* Set exercise
Please state how many lines in the records contain the string "title", with no words besides the number.

──────────────────────────────

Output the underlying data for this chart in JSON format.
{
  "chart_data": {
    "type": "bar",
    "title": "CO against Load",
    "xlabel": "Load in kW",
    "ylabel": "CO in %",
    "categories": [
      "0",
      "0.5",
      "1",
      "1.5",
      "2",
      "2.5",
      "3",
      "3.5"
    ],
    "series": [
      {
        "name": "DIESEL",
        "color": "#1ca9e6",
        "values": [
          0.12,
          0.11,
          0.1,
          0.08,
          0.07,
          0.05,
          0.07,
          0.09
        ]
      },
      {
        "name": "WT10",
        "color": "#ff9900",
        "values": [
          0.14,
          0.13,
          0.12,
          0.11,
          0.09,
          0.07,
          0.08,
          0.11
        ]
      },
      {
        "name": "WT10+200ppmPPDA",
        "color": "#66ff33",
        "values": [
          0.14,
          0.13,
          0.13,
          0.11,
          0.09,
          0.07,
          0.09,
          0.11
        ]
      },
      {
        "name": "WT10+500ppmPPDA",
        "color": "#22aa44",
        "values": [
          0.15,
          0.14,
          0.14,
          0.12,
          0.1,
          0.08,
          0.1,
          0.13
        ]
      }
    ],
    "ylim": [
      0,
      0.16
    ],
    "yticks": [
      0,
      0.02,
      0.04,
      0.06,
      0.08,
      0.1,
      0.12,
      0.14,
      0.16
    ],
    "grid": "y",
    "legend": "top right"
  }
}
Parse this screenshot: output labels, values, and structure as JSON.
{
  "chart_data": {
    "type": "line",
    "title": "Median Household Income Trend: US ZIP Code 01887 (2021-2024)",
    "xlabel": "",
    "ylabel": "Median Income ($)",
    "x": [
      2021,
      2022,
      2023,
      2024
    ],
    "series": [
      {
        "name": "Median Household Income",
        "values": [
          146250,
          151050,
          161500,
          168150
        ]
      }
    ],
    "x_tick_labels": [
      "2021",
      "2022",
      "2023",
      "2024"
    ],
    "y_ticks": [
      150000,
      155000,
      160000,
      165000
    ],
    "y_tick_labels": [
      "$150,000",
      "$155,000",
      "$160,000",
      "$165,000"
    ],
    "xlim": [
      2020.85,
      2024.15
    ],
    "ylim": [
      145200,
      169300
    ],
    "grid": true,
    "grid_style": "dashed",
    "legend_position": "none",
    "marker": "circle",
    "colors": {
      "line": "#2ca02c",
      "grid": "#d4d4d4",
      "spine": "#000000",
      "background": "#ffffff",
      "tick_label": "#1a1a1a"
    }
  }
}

──────────────────────────────

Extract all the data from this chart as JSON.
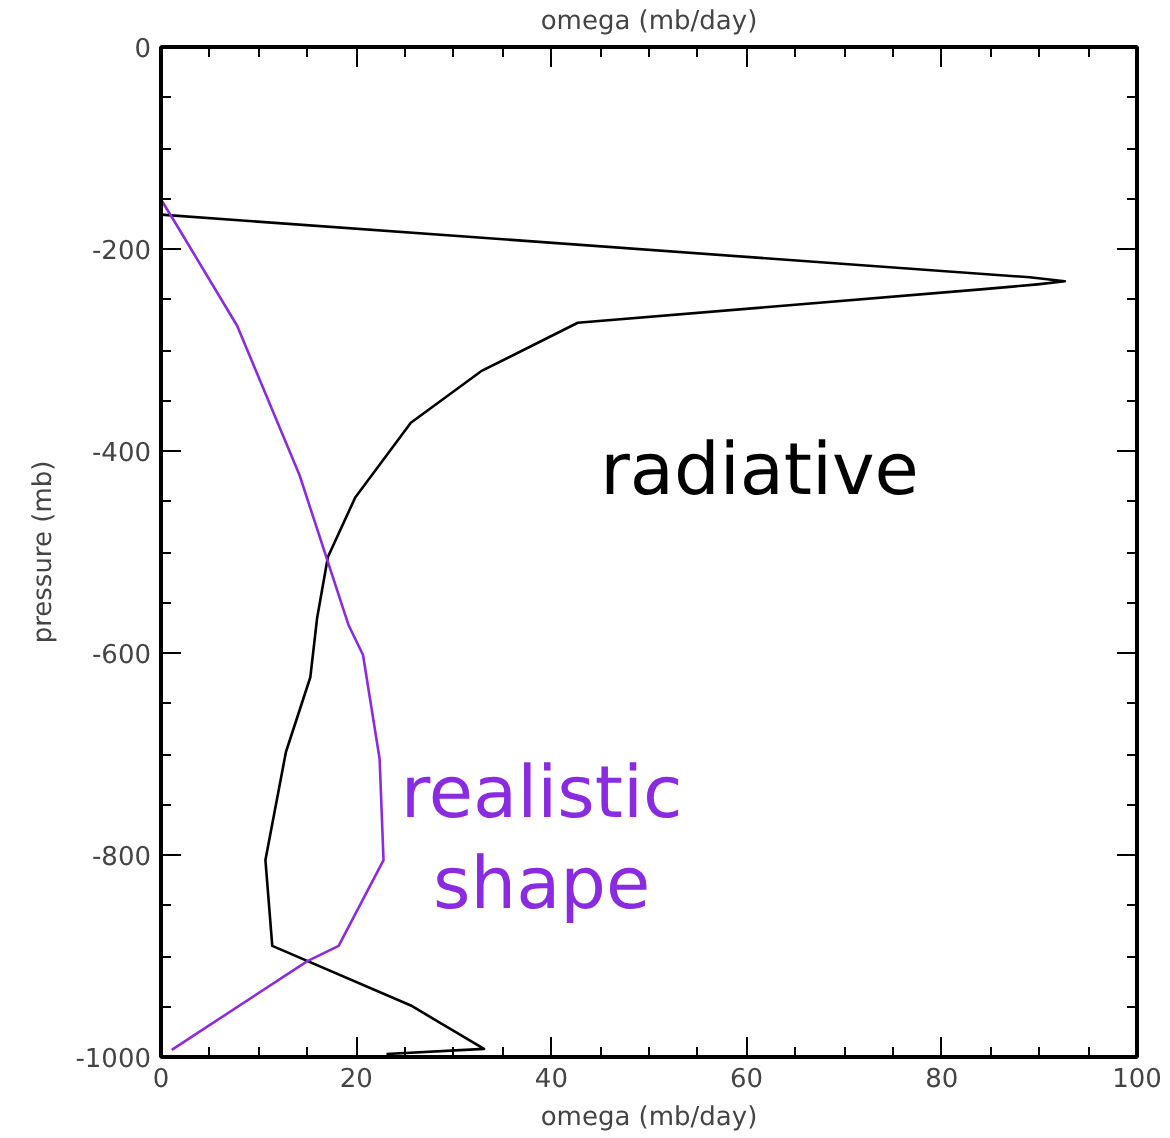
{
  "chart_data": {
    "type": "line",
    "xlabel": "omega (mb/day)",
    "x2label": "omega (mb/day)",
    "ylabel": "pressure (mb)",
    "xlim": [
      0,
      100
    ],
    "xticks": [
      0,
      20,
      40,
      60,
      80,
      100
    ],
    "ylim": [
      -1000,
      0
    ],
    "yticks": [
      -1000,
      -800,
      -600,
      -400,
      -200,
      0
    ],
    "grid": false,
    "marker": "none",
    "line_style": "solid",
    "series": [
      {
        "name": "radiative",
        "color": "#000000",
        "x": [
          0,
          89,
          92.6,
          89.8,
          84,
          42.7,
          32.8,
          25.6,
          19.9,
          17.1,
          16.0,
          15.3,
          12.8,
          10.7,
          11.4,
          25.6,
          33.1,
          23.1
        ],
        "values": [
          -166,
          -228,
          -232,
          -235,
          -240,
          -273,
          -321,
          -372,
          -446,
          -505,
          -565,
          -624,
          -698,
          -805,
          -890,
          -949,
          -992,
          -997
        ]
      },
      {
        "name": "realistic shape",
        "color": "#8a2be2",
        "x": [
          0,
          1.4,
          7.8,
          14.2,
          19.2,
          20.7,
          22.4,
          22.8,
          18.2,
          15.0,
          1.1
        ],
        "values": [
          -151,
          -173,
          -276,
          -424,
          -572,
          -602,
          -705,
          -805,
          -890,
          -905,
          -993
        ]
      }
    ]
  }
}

──────────────────────────────

* Right answer
2